*EXERCISE DETAILS*: Repeat the records below exactly.

Figure collection entries

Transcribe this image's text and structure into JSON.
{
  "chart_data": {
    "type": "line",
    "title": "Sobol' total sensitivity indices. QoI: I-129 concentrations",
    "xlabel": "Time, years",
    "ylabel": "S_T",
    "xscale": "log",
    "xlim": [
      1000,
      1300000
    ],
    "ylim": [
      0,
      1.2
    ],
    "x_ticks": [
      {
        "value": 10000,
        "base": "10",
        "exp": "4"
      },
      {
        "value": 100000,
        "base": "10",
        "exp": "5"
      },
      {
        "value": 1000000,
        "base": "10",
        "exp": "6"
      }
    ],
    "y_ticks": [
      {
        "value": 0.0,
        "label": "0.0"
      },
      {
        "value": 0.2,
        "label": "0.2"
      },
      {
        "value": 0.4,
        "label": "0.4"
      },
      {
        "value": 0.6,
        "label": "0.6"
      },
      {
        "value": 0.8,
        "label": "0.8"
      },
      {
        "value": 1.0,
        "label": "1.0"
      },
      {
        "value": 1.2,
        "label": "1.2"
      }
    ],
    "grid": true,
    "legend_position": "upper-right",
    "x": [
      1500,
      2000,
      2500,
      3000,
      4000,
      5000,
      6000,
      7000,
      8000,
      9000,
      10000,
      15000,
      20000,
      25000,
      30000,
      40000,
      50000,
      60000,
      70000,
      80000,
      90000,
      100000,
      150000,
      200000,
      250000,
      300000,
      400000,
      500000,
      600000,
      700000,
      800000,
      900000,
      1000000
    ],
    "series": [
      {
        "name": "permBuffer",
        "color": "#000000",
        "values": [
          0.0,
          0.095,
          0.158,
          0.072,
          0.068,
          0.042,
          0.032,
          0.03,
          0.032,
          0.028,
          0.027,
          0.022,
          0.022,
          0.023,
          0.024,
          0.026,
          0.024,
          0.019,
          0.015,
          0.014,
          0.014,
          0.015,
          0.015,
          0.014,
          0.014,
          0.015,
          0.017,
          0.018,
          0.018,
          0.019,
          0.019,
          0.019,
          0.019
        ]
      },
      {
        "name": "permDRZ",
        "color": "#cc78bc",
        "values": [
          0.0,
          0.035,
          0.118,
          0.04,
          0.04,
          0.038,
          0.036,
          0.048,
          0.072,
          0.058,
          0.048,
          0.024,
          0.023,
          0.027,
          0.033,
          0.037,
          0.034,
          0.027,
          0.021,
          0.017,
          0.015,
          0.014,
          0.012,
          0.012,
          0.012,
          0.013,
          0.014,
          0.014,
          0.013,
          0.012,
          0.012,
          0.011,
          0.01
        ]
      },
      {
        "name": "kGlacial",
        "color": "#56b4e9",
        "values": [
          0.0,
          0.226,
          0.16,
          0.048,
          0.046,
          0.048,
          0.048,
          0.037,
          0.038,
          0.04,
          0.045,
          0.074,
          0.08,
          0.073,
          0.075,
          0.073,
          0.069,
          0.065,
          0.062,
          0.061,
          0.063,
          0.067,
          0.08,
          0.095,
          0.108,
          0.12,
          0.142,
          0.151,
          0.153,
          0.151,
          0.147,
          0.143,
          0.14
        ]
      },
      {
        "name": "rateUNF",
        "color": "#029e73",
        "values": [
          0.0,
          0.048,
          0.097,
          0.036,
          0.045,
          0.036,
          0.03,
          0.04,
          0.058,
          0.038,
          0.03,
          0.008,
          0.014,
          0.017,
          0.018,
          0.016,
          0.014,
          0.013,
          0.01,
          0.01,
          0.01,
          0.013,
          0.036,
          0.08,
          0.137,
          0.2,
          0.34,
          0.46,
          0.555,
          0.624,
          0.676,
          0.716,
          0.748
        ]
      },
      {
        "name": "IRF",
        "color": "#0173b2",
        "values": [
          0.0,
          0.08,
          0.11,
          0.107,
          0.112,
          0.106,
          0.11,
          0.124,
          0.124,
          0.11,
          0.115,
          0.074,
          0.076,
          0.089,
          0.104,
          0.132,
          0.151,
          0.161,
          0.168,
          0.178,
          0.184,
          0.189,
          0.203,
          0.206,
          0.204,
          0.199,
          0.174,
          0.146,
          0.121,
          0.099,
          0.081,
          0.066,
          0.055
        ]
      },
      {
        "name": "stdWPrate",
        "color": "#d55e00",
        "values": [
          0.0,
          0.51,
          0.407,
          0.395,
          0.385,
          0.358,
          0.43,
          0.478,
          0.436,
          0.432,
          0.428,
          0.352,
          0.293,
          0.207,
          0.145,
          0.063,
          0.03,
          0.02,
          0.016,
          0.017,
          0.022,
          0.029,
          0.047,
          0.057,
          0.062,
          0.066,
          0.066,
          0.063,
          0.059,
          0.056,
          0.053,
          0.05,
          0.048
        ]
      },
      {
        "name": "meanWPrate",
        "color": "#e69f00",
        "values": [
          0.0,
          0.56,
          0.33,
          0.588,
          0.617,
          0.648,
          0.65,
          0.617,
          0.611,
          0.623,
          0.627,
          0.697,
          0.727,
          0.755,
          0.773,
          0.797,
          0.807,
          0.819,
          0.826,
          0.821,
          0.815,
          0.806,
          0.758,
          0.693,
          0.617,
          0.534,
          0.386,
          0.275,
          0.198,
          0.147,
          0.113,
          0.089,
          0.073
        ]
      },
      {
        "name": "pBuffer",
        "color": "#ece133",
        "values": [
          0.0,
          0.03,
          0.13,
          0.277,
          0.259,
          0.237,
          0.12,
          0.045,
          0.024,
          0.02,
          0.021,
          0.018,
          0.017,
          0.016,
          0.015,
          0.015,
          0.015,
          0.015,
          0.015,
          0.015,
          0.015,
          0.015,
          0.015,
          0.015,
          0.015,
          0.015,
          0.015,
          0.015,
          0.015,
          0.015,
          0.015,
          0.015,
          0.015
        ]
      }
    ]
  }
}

*EXERCISE OUTPUT*:
Transcribe this image's text and structure into JSON.
{
  "chart_data": {
    "type": "line",
    "title": "Sobol' total sensitivity indices. QoI: I-129 concentrations",
    "xlabel": "Time, years",
    "ylabel": "S_T",
    "xscale": "log",
    "xlim": [
      1000,
      1300000
    ],
    "ylim": [
      0,
      1.2
    ],
    "x_ticks": [
      {
        "value": 10000,
        "base": "10",
        "exp": "4"
      },
      {
        "value": 100000,
        "base": "10",
        "exp": "5"
      },
      {
        "value": 1000000,
        "base": "10",
        "exp": "6"
      }
    ],
    "y_ticks": [
      {
        "value": 0.0,
        "label": "0.0"
      },
      {
        "value": 0.2,
        "label": "0.2"
      },
      {
        "value": 0.4,
        "label": "0.4"
      },
      {
        "value": 0.6,
        "label": "0.6"
      },
      {
        "value": 0.8,
        "label": "0.8"
      },
      {
        "value": 1.0,
        "label": "1.0"
      },
      {
        "value": 1.2,
        "label": "1.2"
      }
    ],
    "grid": true,
    "legend_position": "upper-right",
    "x": [
      1500,
      2000,
      2500,
      3000,
      4000,
      5000,
      6000,
      7000,
      8000,
      9000,
      10000,
      15000,
      20000,
      25000,
      30000,
      40000,
      50000,
      60000,
      70000,
      80000,
      90000,
      100000,
      150000,
      200000,
      250000,
      300000,
      400000,
      500000,
      600000,
      700000,
      800000,
      900000,
      1000000
    ],
    "series": [
      {
        "name": "permBuffer",
        "color": "#000000",
        "values": [
          0.0,
          0.095,
          0.158,
          0.072,
          0.068,
          0.042,
          0.032,
          0.03,
          0.032,
          0.028,
          0.027,
          0.022,
          0.022,
          0.023,
          0.024,
          0.026,
          0.024,
          0.019,
          0.015,
          0.014,
          0.014,
          0.015,
          0.015,
          0.014,
          0.014,
          0.015,
          0.017,
          0.018,
          0.018,
          0.019,
          0.019,
          0.019,
          0.019
        ]
      },
      {
        "name": "permDRZ",
        "color": "#cc78bc",
        "values": [
          0.0,
          0.035,
          0.118,
          0.04,
          0.04,
          0.038,
          0.036,
          0.048,
          0.072,
          0.058,
          0.048,
          0.024,
          0.023,
          0.027,
          0.033,
          0.037,
          0.034,
          0.027,
          0.021,
          0.017,
          0.015,
          0.014,
          0.012,
          0.012,
          0.012,
          0.013,
          0.014,
          0.014,
          0.013,
          0.012,
          0.012,
          0.011,
          0.01
        ]
      },
      {
        "name": "kGlacial",
        "color": "#56b4e9",
        "values": [
          0.0,
          0.226,
          0.16,
          0.048,
          0.046,
          0.048,
          0.048,
          0.037,
          0.038,
          0.04,
          0.045,
          0.074,
          0.08,
          0.073,
          0.075,
          0.073,
          0.069,
          0.065,
          0.062,
          0.061,
          0.063,
          0.067,
          0.08,
          0.095,
          0.108,
          0.12,
          0.142,
          0.151,
          0.153,
          0.151,
          0.147,
          0.143,
          0.14
        ]
      },
      {
        "name": "rateUNF",
        "color": "#029e73",
        "values": [
          0.0,
          0.048,
          0.097,
          0.036,
          0.045,
          0.036,
          0.03,
          0.04,
          0.058,
          0.038,
          0.03,
          0.008,
          0.014,
          0.017,
          0.018,
          0.016,
          0.014,
          0.013,
          0.01,
          0.01,
          0.01,
          0.013,
          0.036,
          0.08,
          0.137,
          0.2,
          0.34,
          0.46,
          0.555,
          0.624,
          0.676,
          0.716,
          0.748
        ]
      },
      {
        "name": "IRF",
        "color": "#0173b2",
        "values": [
          0.0,
          0.08,
          0.11,
          0.107,
          0.112,
          0.106,
          0.11,
          0.124,
          0.124,
          0.11,
          0.115,
          0.074,
          0.076,
          0.089,
          0.104,
          0.132,
          0.151,
          0.161,
          0.168,
          0.178,
          0.184,
          0.189,
          0.203,
          0.206,
          0.204,
          0.199,
          0.174,
          0.146,
          0.121,
          0.099,
          0.081,
          0.066,
          0.055
        ]
      },
      {
        "name": "stdWPrate",
        "color": "#d55e00",
        "values": [
          0.0,
          0.51,
          0.407,
          0.395,
          0.385,
          0.358,
          0.43,
          0.478,
          0.436,
          0.432,
          0.428,
          0.352,
          0.293,
          0.207,
          0.145,
          0.063,
          0.03,
          0.02,
          0.016,
          0.017,
          0.022,
          0.029,
          0.047,
          0.057,
          0.062,
          0.066,
          0.066,
          0.063,
          0.059,
          0.056,
          0.053,
          0.05,
          0.048
        ]
      },
      {
        "name": "meanWPrate",
        "color": "#e69f00",
        "values": [
          0.0,
          0.56,
          0.33,
          0.588,
          0.617,
          0.648,
          0.65,
          0.617,
          0.611,
          0.623,
          0.627,
          0.697,
          0.727,
          0.755,
          0.773,
          0.797,
          0.807,
          0.819,
          0.826,
          0.821,
          0.815,
          0.806,
          0.758,
          0.693,
          0.617,
          0.534,
          0.386,
          0.275,
          0.198,
          0.147,
          0.113,
          0.089,
          0.073
        ]
      },
      {
        "name": "pBuffer",
        "color": "#ece133",
        "values": [
          0.0,
          0.03,
          0.13,
          0.277,
          0.259,
          0.237,
          0.12,
          0.045,
          0.024,
          0.02,
          0.021,
          0.018,
          0.017,
          0.016,
          0.015,
          0.015,
          0.015,
          0.015,
          0.015,
          0.015,
          0.015,
          0.015,
          0.015,
          0.015,
          0.015,
          0.015,
          0.015,
          0.015,
          0.015,
          0.015,
          0.015,
          0.015,
          0.015
        ]
      }
    ]
  }
}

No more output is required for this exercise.